--- Task details ---
Gather each line of the records where "into" appears.

--- Supplied data ---
▼

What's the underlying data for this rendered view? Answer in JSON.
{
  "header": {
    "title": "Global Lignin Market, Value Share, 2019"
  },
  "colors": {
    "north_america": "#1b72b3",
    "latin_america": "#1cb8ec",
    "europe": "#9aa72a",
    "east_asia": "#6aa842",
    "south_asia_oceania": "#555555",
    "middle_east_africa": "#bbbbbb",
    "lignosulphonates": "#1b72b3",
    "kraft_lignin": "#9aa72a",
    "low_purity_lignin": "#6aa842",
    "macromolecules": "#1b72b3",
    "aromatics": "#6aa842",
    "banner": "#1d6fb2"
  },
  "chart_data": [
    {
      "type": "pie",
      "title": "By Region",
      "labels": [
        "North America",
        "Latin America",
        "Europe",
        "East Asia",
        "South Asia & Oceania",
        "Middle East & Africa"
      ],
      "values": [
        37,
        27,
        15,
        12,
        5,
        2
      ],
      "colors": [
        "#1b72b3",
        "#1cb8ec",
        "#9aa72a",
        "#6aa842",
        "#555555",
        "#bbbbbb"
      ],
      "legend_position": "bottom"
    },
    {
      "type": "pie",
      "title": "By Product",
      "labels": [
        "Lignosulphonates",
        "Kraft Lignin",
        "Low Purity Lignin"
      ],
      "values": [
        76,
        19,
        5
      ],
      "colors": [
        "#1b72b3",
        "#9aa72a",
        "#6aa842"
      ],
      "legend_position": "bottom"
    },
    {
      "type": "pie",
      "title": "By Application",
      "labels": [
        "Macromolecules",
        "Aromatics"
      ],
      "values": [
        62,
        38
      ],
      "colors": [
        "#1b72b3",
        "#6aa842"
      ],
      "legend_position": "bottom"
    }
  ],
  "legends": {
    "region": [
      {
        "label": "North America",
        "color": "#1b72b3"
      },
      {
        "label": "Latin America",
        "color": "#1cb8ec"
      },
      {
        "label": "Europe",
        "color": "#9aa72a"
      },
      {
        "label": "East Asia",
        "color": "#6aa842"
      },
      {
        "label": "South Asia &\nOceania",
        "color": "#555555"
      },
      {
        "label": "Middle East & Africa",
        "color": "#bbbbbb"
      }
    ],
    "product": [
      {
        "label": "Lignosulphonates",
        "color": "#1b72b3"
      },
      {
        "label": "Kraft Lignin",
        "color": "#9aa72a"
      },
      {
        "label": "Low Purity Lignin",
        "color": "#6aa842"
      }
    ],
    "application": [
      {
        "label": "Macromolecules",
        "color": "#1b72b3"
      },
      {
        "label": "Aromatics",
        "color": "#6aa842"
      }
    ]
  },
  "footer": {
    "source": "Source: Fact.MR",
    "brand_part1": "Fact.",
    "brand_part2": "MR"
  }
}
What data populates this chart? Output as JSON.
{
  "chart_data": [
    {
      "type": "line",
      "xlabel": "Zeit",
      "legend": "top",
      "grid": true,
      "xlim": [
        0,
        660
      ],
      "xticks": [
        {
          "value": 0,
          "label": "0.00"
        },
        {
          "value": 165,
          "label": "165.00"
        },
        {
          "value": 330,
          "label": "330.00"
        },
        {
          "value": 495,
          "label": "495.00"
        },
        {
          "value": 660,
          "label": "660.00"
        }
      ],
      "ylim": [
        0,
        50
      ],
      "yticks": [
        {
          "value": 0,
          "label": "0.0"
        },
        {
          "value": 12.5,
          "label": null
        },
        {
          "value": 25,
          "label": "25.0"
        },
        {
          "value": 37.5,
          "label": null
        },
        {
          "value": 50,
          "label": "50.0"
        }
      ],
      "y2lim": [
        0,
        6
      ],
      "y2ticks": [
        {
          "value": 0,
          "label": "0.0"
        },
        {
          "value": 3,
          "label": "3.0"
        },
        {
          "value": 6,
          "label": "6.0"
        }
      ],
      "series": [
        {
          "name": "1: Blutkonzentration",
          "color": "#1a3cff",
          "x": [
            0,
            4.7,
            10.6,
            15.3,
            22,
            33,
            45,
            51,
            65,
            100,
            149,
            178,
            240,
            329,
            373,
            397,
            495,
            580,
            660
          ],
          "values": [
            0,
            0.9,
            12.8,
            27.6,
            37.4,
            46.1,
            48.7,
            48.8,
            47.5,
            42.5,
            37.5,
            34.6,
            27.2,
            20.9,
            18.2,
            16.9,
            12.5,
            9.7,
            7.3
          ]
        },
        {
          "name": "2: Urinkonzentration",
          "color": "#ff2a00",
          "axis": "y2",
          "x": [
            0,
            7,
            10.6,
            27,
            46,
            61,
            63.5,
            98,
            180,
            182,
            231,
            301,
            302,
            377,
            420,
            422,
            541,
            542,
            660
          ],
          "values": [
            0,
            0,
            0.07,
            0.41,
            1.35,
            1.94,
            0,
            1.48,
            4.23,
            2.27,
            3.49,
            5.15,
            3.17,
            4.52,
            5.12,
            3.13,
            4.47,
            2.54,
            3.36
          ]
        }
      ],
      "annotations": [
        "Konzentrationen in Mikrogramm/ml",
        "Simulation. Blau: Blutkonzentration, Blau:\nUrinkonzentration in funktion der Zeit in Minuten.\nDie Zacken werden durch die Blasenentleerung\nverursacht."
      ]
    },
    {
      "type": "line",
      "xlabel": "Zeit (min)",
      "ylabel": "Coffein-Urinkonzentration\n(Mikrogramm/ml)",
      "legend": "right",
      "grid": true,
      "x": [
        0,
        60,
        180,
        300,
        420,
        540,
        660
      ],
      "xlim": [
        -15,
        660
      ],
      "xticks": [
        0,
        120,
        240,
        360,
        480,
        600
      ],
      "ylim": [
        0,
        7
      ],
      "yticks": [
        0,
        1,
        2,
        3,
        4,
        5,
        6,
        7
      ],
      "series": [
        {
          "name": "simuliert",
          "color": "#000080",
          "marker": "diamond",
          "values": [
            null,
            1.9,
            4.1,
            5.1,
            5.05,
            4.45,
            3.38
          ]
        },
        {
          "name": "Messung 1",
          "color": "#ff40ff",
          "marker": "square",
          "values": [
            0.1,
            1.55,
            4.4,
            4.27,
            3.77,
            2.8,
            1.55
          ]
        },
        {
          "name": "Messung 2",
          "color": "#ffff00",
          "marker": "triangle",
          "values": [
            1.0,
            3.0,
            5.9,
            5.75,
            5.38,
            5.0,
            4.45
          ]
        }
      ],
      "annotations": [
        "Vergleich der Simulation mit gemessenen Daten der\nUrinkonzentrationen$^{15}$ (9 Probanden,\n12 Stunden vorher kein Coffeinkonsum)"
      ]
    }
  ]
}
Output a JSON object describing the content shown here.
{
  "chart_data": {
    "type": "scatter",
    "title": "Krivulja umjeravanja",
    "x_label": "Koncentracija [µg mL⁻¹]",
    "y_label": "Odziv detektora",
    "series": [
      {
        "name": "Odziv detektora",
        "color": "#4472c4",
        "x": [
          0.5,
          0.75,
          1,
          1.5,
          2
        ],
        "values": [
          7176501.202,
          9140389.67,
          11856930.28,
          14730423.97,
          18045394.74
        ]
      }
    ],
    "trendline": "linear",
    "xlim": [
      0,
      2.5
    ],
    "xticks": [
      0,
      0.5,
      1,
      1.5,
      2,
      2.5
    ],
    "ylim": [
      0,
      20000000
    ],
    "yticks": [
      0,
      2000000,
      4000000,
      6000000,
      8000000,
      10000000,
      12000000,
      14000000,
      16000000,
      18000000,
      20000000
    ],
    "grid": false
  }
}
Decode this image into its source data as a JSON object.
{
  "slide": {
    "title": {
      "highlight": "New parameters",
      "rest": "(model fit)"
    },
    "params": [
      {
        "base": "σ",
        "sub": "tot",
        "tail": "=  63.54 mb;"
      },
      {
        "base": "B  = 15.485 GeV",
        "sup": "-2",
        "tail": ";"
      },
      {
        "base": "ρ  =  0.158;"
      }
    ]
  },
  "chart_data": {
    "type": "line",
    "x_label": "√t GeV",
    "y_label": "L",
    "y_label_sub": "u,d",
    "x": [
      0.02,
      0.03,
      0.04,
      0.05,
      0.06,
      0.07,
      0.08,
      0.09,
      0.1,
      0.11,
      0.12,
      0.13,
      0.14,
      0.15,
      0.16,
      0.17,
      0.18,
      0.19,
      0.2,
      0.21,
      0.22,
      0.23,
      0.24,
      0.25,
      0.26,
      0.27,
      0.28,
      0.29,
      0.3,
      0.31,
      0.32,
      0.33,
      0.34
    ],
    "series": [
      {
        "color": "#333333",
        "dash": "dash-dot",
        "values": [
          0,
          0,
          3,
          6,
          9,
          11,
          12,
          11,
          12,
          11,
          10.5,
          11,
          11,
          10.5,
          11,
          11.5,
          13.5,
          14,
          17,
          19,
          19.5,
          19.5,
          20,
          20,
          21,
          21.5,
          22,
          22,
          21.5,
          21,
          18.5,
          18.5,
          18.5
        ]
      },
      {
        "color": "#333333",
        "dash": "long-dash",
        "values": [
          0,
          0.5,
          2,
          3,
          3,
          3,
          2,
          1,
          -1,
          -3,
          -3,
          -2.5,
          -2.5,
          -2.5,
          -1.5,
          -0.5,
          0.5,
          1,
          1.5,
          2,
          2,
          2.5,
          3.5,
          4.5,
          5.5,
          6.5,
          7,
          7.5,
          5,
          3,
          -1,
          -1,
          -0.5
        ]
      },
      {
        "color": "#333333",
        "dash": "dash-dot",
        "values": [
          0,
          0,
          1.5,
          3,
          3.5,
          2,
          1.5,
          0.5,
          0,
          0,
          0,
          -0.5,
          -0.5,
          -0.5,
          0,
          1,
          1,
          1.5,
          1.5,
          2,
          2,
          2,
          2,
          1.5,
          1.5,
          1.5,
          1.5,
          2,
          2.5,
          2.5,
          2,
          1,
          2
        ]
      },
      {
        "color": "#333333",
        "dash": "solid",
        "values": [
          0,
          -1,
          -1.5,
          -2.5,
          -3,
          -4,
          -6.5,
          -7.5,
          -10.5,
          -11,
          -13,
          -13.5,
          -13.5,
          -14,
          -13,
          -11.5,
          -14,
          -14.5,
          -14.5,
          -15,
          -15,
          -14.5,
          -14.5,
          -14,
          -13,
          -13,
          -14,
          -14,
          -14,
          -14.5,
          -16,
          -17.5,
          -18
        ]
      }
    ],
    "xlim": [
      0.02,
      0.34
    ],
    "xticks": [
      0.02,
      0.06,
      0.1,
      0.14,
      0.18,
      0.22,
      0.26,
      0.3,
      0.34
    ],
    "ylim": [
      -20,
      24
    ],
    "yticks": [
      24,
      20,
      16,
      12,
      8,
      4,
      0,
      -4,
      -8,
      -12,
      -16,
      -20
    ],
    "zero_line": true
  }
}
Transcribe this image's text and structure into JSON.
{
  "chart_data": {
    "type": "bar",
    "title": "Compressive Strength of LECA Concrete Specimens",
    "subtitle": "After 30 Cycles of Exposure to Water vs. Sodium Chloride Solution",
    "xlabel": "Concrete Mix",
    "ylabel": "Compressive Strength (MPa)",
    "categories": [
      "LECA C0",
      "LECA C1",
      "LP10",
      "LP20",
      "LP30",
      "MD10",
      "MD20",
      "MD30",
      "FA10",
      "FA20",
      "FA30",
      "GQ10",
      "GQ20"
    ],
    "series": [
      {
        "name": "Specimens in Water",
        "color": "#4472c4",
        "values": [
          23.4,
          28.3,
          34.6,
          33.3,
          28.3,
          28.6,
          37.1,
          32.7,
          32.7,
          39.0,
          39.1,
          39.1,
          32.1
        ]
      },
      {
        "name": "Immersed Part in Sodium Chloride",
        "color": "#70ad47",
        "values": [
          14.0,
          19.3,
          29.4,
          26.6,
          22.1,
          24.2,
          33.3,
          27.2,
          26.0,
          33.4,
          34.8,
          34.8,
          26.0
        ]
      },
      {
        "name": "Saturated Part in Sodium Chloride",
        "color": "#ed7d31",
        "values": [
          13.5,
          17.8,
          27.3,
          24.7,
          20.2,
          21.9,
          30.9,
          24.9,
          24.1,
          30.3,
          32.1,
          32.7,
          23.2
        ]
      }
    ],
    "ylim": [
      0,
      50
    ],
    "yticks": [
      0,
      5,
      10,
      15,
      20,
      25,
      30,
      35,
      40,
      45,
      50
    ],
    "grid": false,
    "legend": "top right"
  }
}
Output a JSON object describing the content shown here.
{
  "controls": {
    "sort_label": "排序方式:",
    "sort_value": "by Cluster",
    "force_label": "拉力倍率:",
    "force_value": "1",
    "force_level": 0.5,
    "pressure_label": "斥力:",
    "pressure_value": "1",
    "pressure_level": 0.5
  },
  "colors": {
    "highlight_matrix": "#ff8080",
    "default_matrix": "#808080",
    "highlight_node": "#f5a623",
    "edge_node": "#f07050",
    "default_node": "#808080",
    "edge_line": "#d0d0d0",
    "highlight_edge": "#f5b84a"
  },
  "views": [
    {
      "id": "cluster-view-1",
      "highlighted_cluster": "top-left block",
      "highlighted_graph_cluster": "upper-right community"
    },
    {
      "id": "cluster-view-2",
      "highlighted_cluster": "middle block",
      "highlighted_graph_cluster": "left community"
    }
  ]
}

▲

--- Result below ---
Decode this image into its source data as a JSON object.
Transcribe this image's text and structure into JSON.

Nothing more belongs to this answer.